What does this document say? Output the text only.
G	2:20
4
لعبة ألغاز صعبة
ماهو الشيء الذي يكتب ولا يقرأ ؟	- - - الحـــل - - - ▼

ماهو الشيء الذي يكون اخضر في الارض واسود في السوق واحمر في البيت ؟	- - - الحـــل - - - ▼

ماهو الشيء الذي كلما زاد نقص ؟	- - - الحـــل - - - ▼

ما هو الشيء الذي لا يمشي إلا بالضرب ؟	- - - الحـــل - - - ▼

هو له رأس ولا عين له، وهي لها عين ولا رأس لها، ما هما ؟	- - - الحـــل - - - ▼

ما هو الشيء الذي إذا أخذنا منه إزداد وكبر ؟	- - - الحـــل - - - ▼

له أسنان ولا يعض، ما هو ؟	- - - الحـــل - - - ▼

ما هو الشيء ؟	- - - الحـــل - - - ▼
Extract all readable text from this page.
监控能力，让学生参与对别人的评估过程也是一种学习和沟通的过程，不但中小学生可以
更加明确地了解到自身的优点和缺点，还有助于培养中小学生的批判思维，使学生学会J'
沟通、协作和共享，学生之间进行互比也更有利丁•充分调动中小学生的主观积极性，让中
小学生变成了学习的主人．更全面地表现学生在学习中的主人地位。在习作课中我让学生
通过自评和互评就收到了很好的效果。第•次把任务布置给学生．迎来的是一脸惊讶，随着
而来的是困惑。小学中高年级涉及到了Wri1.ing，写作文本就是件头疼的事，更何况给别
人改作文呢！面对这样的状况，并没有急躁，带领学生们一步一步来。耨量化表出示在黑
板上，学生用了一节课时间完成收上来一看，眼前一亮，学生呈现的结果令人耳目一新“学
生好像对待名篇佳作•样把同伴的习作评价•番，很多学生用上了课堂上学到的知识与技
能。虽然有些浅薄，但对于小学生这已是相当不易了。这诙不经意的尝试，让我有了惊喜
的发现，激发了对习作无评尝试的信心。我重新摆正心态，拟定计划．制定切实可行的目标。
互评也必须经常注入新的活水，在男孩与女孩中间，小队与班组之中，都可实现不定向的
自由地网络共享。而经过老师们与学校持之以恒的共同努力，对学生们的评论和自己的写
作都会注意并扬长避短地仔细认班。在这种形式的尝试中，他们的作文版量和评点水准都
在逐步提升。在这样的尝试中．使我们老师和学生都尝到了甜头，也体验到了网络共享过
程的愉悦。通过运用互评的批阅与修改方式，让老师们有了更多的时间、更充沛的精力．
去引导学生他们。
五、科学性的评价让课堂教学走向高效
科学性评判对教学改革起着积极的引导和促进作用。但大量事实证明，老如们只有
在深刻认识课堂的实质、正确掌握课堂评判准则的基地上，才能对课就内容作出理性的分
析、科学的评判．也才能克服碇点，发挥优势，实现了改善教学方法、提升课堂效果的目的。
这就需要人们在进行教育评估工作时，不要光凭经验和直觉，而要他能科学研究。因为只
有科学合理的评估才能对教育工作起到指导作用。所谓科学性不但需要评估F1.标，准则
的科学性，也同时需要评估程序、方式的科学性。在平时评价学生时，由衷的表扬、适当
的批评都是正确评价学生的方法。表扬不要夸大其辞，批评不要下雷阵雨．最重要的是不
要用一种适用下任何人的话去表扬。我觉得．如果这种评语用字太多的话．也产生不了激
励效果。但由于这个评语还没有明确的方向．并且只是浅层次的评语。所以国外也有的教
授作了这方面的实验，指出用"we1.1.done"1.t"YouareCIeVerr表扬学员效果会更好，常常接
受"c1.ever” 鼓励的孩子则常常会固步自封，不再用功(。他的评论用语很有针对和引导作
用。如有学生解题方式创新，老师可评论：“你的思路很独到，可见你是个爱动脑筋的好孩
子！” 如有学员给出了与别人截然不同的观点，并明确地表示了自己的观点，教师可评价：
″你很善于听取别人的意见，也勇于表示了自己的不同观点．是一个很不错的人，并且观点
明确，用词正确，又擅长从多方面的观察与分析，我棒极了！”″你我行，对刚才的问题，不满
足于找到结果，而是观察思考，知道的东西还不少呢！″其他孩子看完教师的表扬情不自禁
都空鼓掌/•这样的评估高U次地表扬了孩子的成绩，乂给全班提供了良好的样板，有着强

______________________________

◆ **Task requirements**
Each line that has the word "الذي" should be copied.

◆ **Exercise answer**
ماهو الشيء الذي يكتب ولا يقرأ ؟	- - - الحـــل - - - ▼
ماهو الشيء الذي يكون اخضر في الارض واسود في السوق واحمر في البيت ؟	- - - الحـــل - - - ▼
ماهو الشيء الذي كلما زاد نقص ؟	- - - الحـــل - - - ▼
ما هو الشيء الذي لا يمشي إلا بالضرب ؟	- - - الحـــل - - - ▼
ما هو الشيء الذي إذا أخذنا منه إزداد وكبر ؟	- - - الحـــل - - - ▼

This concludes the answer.